**What you need to do**
Each line that follows is to be retyped exactly.

**Excerpts from a figure dataset**
+ + +

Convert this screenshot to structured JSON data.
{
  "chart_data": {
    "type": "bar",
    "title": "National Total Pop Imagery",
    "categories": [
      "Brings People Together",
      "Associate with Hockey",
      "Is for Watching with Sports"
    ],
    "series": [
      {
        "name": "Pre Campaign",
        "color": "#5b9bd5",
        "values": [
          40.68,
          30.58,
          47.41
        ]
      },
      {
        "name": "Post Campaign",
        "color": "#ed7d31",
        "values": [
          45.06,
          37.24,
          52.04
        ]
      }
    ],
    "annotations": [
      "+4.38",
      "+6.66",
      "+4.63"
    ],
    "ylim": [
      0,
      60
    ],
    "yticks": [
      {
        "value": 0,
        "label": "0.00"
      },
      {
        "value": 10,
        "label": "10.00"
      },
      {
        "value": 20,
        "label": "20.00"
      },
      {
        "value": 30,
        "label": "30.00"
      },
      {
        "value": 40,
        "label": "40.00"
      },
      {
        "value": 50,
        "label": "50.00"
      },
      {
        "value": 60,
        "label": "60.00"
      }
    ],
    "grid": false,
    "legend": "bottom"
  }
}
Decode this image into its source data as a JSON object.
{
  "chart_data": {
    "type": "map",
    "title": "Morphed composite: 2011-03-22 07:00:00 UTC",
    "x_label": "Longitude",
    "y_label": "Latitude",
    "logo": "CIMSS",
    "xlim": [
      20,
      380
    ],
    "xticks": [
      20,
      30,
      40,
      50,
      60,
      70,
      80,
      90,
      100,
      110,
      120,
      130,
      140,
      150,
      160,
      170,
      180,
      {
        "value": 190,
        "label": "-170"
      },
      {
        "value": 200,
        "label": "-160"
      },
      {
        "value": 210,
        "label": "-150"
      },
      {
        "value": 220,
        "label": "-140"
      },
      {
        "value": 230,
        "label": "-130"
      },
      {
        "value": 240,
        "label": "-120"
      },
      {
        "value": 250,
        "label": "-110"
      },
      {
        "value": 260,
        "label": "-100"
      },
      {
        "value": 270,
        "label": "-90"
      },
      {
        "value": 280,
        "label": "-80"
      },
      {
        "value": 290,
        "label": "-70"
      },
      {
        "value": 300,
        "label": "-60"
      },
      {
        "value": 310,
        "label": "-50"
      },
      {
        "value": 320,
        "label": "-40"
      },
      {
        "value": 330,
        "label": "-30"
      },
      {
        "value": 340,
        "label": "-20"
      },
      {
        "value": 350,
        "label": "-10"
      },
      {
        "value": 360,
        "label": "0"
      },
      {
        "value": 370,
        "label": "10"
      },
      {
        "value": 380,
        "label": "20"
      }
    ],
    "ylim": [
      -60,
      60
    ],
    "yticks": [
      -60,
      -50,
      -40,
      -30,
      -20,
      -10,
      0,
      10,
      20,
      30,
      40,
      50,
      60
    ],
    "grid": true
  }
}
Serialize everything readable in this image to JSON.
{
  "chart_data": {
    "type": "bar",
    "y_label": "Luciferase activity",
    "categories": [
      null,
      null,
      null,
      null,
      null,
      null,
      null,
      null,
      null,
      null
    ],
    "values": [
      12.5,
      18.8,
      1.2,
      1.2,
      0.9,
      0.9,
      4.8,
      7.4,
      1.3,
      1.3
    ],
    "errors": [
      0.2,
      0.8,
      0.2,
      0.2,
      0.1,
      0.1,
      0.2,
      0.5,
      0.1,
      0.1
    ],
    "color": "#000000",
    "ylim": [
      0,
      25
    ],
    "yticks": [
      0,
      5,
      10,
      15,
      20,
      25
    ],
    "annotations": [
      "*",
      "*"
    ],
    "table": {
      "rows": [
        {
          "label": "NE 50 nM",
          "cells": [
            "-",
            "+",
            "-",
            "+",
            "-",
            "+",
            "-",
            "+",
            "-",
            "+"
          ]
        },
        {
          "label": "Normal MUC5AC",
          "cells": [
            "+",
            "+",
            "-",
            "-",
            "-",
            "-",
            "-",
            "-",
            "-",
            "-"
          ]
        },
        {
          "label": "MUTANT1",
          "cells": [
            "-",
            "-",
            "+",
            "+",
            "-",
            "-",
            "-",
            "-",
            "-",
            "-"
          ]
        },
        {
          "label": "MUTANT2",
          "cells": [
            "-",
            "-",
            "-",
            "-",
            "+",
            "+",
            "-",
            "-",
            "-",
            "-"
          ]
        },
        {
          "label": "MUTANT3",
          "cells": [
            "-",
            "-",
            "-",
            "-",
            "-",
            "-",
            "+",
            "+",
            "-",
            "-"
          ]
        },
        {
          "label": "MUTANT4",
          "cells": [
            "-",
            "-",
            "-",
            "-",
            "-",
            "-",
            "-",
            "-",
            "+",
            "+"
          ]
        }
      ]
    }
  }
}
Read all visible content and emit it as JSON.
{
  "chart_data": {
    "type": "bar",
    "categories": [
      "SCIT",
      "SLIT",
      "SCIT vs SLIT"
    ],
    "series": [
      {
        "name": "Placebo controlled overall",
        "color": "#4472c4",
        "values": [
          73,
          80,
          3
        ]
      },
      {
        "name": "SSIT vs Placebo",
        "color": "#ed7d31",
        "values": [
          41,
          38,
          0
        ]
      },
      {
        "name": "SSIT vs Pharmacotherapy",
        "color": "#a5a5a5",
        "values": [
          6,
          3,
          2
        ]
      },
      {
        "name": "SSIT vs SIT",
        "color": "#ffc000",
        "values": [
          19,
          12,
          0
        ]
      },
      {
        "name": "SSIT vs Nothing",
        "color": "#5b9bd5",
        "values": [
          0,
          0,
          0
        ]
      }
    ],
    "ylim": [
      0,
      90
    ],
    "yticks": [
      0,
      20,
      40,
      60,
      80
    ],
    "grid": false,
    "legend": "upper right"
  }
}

+ + +

**Answer to the task**
Convert this screenshot to structured JSON data.
{
  "chart_data": {
    "type": "bar",
    "title": "National Total Pop Imagery",
    "categories": [
      "Brings People Together",
      "Associate with Hockey",
      "Is for Watching with Sports"
    ],
    "series": [
      {
        "name": "Pre Campaign",
        "color": "#5b9bd5",
        "values": [
          40.68,
          30.58,
          47.41
        ]
      },
      {
        "name": "Post Campaign",
        "color": "#ed7d31",
        "values": [
          45.06,
          37.24,
          52.04
        ]
      }
    ],
    "annotations": [
      "+4.38",
      "+6.66",
      "+4.63"
    ],
    "ylim": [
      0,
      60
    ],
    "yticks": [
      {
        "value": 0,
        "label": "0.00"
      },
      {
        "value": 10,
        "label": "10.00"
      },
      {
        "value": 20,
        "label": "20.00"
      },
      {
        "value": 30,
        "label": "30.00"
      },
      {
        "value": 40,
        "label": "40.00"
      },
      {
        "value": 50,
        "label": "50.00"
      },
      {
        "value": 60,
        "label": "60.00"
      }
    ],
    "grid": false,
    "legend": "bottom"
  }
}
Decode this image into its source data as a JSON object.
{
  "chart_data": {
    "type": "map",
    "title": "Morphed composite: 2011-03-22 07:00:00 UTC",
    "x_label": "Longitude",
    "y_label": "Latitude",
    "logo": "CIMSS",
    "xlim": [
      20,
      380
    ],
    "xticks": [
      20,
      30,
      40,
      50,
      60,
      70,
      80,
      90,
      100,
      110,
      120,
      130,
      140,
      150,
      160,
      170,
      180,
      {
        "value": 190,
        "label": "-170"
      },
      {
        "value": 200,
        "label": "-160"
      },
      {
        "value": 210,
        "label": "-150"
      },
      {
        "value": 220,
        "label": "-140"
      },
      {
        "value": 230,
        "label": "-130"
      },
      {
        "value": 240,
        "label": "-120"
      },
      {
        "value": 250,
        "label": "-110"
      },
      {
        "value": 260,
        "label": "-100"
      },
      {
        "value": 270,
        "label": "-90"
      },
      {
        "value": 280,
        "label": "-80"
      },
      {
        "value": 290,
        "label": "-70"
      },
      {
        "value": 300,
        "label": "-60"
      },
      {
        "value": 310,
        "label": "-50"
      },
      {
        "value": 320,
        "label": "-40"
      },
      {
        "value": 330,
        "label": "-30"
      },
      {
        "value": 340,
        "label": "-20"
      },
      {
        "value": 350,
        "label": "-10"
      },
      {
        "value": 360,
        "label": "0"
      },
      {
        "value": 370,
        "label": "10"
      },
      {
        "value": 380,
        "label": "20"
      }
    ],
    "ylim": [
      -60,
      60
    ],
    "yticks": [
      -60,
      -50,
      -40,
      -30,
      -20,
      -10,
      0,
      10,
      20,
      30,
      40,
      50,
      60
    ],
    "grid": true
  }
}
Serialize everything readable in this image to JSON.
{
  "chart_data": {
    "type": "bar",
    "y_label": "Luciferase activity",
    "categories": [
      null,
      null,
      null,
      null,
      null,
      null,
      null,
      null,
      null,
      null
    ],
    "values": [
      12.5,
      18.8,
      1.2,
      1.2,
      0.9,
      0.9,
      4.8,
      7.4,
      1.3,
      1.3
    ],
    "errors": [
      0.2,
      0.8,
      0.2,
      0.2,
      0.1,
      0.1,
      0.2,
      0.5,
      0.1,
      0.1
    ],
    "color": "#000000",
    "ylim": [
      0,
      25
    ],
    "yticks": [
      0,
      5,
      10,
      15,
      20,
      25
    ],
    "annotations": [
      "*",
      "*"
    ],
    "table": {
      "rows": [
        {
          "label": "NE 50 nM",
          "cells": [
            "-",
            "+",
            "-",
            "+",
            "-",
            "+",
            "-",
            "+",
            "-",
            "+"
          ]
        },
        {
          "label": "Normal MUC5AC",
          "cells": [
            "+",
            "+",
            "-",
            "-",
            "-",
            "-",
            "-",
            "-",
            "-",
            "-"
          ]
        },
        {
          "label": "MUTANT1",
          "cells": [
            "-",
            "-",
            "+",
            "+",
            "-",
            "-",
            "-",
            "-",
            "-",
            "-"
          ]
        },
        {
          "label": "MUTANT2",
          "cells": [
            "-",
            "-",
            "-",
            "-",
            "+",
            "+",
            "-",
            "-",
            "-",
            "-"
          ]
        },
        {
          "label": "MUTANT3",
          "cells": [
            "-",
            "-",
            "-",
            "-",
            "-",
            "-",
            "+",
            "+",
            "-",
            "-"
          ]
        },
        {
          "label": "MUTANT4",
          "cells": [
            "-",
            "-",
            "-",
            "-",
            "-",
            "-",
            "-",
            "-",
            "+",
            "+"
          ]
        }
      ]
    }
  }
}
Read all visible content and emit it as JSON.
{
  "chart_data": {
    "type": "bar",
    "categories": [
      "SCIT",
      "SLIT",
      "SCIT vs SLIT"
    ],
    "series": [
      {
        "name": "Placebo controlled overall",
        "color": "#4472c4",
        "values": [
          73,
          80,
          3
        ]
      },
      {
        "name": "SSIT vs Placebo",
        "color": "#ed7d31",
        "values": [
          41,
          38,
          0
        ]
      },
      {
        "name": "SSIT vs Pharmacotherapy",
        "color": "#a5a5a5",
        "values": [
          6,
          3,
          2
        ]
      },
      {
        "name": "SSIT vs SIT",
        "color": "#ffc000",
        "values": [
          19,
          12,
          0
        ]
      },
      {
        "name": "SSIT vs Nothing",
        "color": "#5b9bd5",
        "values": [
          0,
          0,
          0
        ]
      }
    ],
    "ylim": [
      0,
      90
    ],
    "yticks": [
      0,
      20,
      40,
      60,
      80
    ],
    "grid": false,
    "legend": "upper right"
  }
}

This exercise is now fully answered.